#### WORK REQUIRED:
Below are records to repeat exactly. Omit the pictures from the copy.

== RAW DATA

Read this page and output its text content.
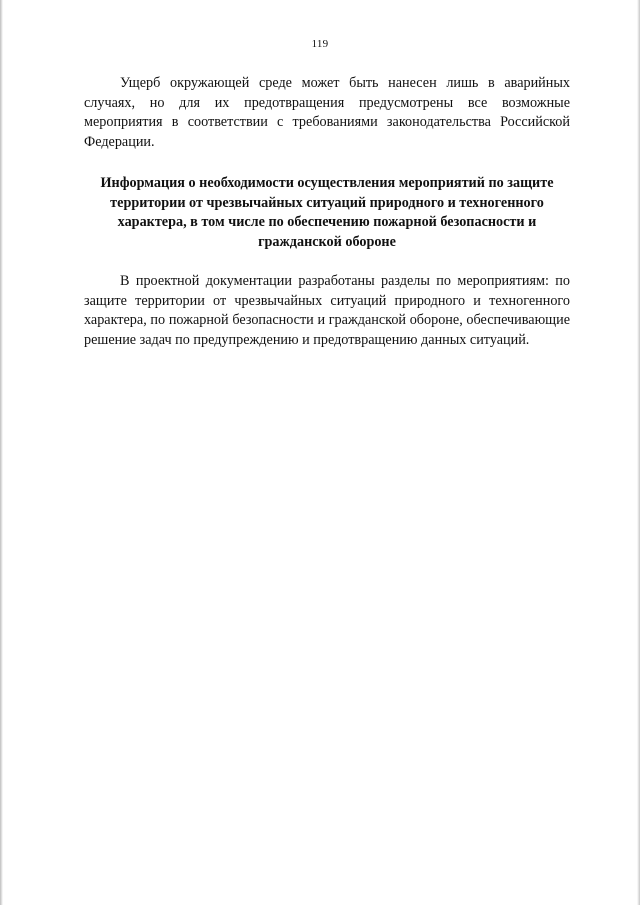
119

Ущерб окружающей среде может быть нанесен лишь в аварийных случаях, но для их предотвращения предусмотрены все возможные мероприятия в соответствии с требованиями законодательства Российской Федерации.

Информация о необходимости осуществления мероприятий по защите территории от чрезвычайных ситуаций природного и техногенного характера, в том числе по обеспечению пожарной безопасности и гражданской обороне

В проектной документации разработаны разделы по мероприятиям: по защите территории от чрезвычайных ситуаций природного и техногенного характера, по пожарной безопасности и гражданской обороне, обеспечивающие решение задач по предупреждению и предотвращению данных ситуаций.
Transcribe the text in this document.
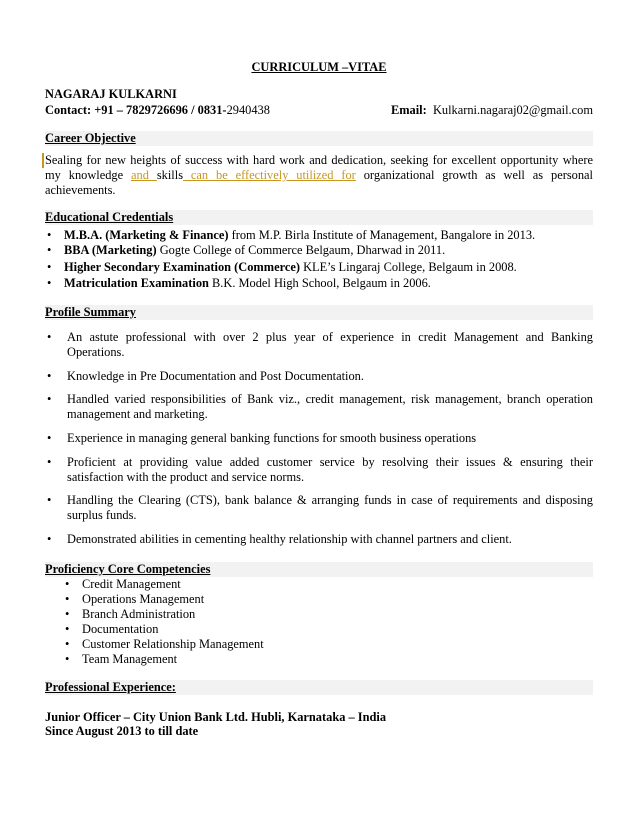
CURRICULUM –VITAE
NAGARAJ KULKARNI
Contact: +91 – 7829726696 / 0831-2940438	Email: Kulkarni.nagaraj02@gmail.com
Career Objective
Sealing for new heights of success with hard work and dedication, seeking for excellent opportunity where
my knowledge and skills can be effectively utilized for organizational growth as well as personal
achievements.
Educational Credentials
• M.B.A. (Marketing & Finance) from M.P. Birla Institute of Management, Bangalore in 2013.
• BBA (Marketing) Gogte College of Commerce Belgaum, Dharwad in 2011.
• Higher Secondary Examination (Commerce) KLE’s Lingaraj College, Belgaum in 2008.
• Matriculation Examination B.K. Model High School, Belgaum in 2006.
Profile Summary
• An astute professional with over 2 plus year of experience in credit Management and Banking Operations.
• Knowledge in Pre Documentation and Post Documentation.
• Handled varied responsibilities of Bank viz., credit management, risk management, branch operation management and marketing.
• Experience in managing general banking functions for smooth business operations
• Proficient at providing value added customer service by resolving their issues & ensuring their satisfaction with the product and service norms.
• Handling the Clearing (CTS), bank balance & arranging funds in case of requirements and disposing surplus funds.
• Demonstrated abilities in cementing healthy relationship with channel partners and client.
Proficiency Core Competencies
• Credit Management
• Operations Management
• Branch Administration
• Documentation
• Customer Relationship Management
• Team Management
Professional Experience:
Junior Officer – City Union Bank Ltd. Hubli, Karnataka – India
Since August 2013 to till date
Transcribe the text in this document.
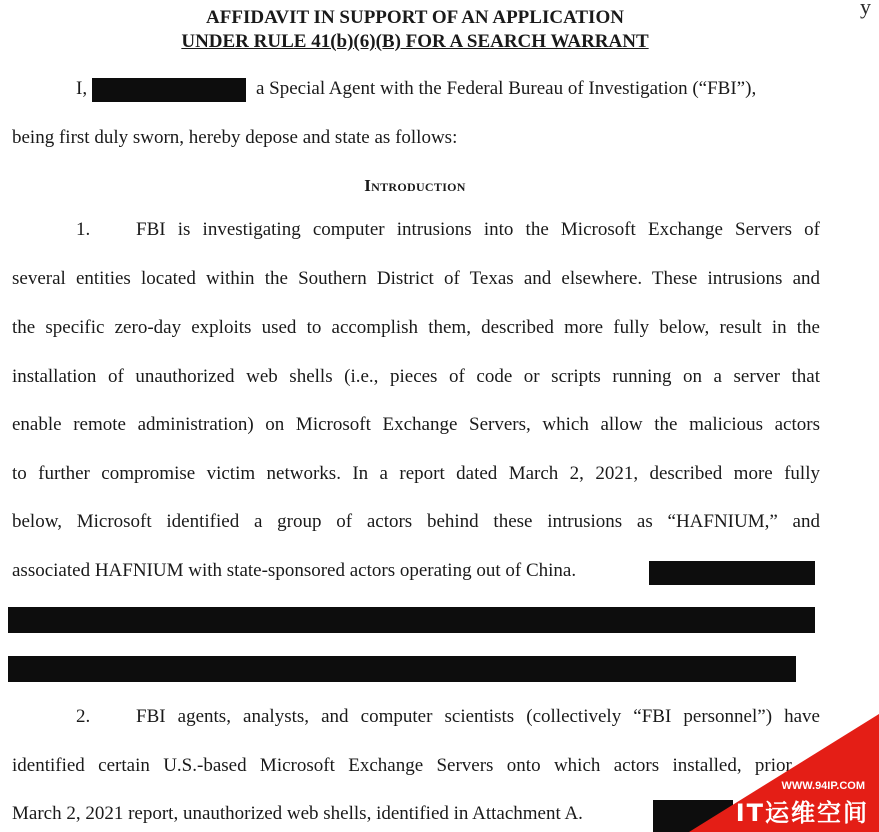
y
AFFIDAVIT IN SUPPORT OF AN APPLICATION
UNDER RULE 41(b)(6)(B) FOR A SEARCH WARRANT
I,	a Special Agent with the Federal Bureau of Investigation (“FBI”),
being first duly sworn, hereby depose and state as follows:
Introduction
1. FBI is investigating computer intrusions into the Microsoft Exchange Servers of
several entities located within the Southern District of Texas and elsewhere. These intrusions and
the specific zero-day exploits used to accomplish them, described more fully below, result in the
installation of unauthorized web shells (i.e., pieces of code or scripts running on a server that
enable remote administration) on Microsoft Exchange Servers, which allow the malicious actors
to further compromise victim networks. In a report dated March 2, 2021, described more fully
below, Microsoft identified a group of actors behind these intrusions as “HAFNIUM,” and
associated HAFNIUM with state-sponsored actors operating out of China.
2. FBI agents, analysts, and computer scientists (collectively “FBI personnel”) have
identified certain U.S.-based Microsoft Exchange Servers onto which actors installed, prior to
March 2, 2021 report, unauthorized web shells, identified in Attachment A.
WWW.94IP.COM
IT运维空间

====

#### CORRECT RESULT:
Read this page and output its text content.
119

Ущерб окружающей среде может быть нанесен лишь в аварийных случаях, но для их предотвращения предусмотрены все возможные мероприятия в соответствии с требованиями законодательства Российской Федерации.

Информация о необходимости осуществления мероприятий по защите территории от чрезвычайных ситуаций природного и техногенного характера, в том числе по обеспечению пожарной безопасности и гражданской обороне

В проектной документации разработаны разделы по мероприятиям: по защите территории от чрезвычайных ситуаций природного и техногенного характера, по пожарной безопасности и гражданской обороне, обеспечивающие решение задач по предупреждению и предотвращению данных ситуаций.
Transcribe the text in this document.
CURRICULUM –VITAE
NAGARAJ KULKARNI
Contact: +91 – 7829726696 / 0831-2940438	Email: Kulkarni.nagaraj02@gmail.com
Career Objective
Sealing for new heights of success with hard work and dedication, seeking for excellent opportunity where
my knowledge and skills can be effectively utilized for organizational growth as well as personal
achievements.
Educational Credentials
• M.B.A. (Marketing & Finance) from M.P. Birla Institute of Management, Bangalore in 2013.
• BBA (Marketing) Gogte College of Commerce Belgaum, Dharwad in 2011.
• Higher Secondary Examination (Commerce) KLE’s Lingaraj College, Belgaum in 2008.
• Matriculation Examination B.K. Model High School, Belgaum in 2006.
Profile Summary
• An astute professional with over 2 plus year of experience in credit Management and Banking Operations.
• Knowledge in Pre Documentation and Post Documentation.
• Handled varied responsibilities of Bank viz., credit management, risk management, branch operation management and marketing.
• Experience in managing general banking functions for smooth business operations
• Proficient at providing value added customer service by resolving their issues & ensuring their satisfaction with the product and service norms.
• Handling the Clearing (CTS), bank balance & arranging funds in case of requirements and disposing surplus funds.
• Demonstrated abilities in cementing healthy relationship with channel partners and client.
Proficiency Core Competencies
• Credit Management
• Operations Management
• Branch Administration
• Documentation
• Customer Relationship Management
• Team Management
Professional Experience:
Junior Officer – City Union Bank Ltd. Hubli, Karnataka – India
Since August 2013 to till date
Transcribe the text in this document.
y
AFFIDAVIT IN SUPPORT OF AN APPLICATION
UNDER RULE 41(b)(6)(B) FOR A SEARCH WARRANT
I,	a Special Agent with the Federal Bureau of Investigation (“FBI”),
being first duly sworn, hereby depose and state as follows:
Introduction
1. FBI is investigating computer intrusions into the Microsoft Exchange Servers of
several entities located within the Southern District of Texas and elsewhere. These intrusions and
the specific zero-day exploits used to accomplish them, described more fully below, result in the
installation of unauthorized web shells (i.e., pieces of code or scripts running on a server that
enable remote administration) on Microsoft Exchange Servers, which allow the malicious actors
to further compromise victim networks. In a report dated March 2, 2021, described more fully
below, Microsoft identified a group of actors behind these intrusions as “HAFNIUM,” and
associated HAFNIUM with state-sponsored actors operating out of China.
2. FBI agents, analysts, and computer scientists (collectively “FBI personnel”) have
identified certain U.S.-based Microsoft Exchange Servers onto which actors installed, prior to
March 2, 2021 report, unauthorized web shells, identified in Attachment A.
WWW.94IP.COM
IT运维空间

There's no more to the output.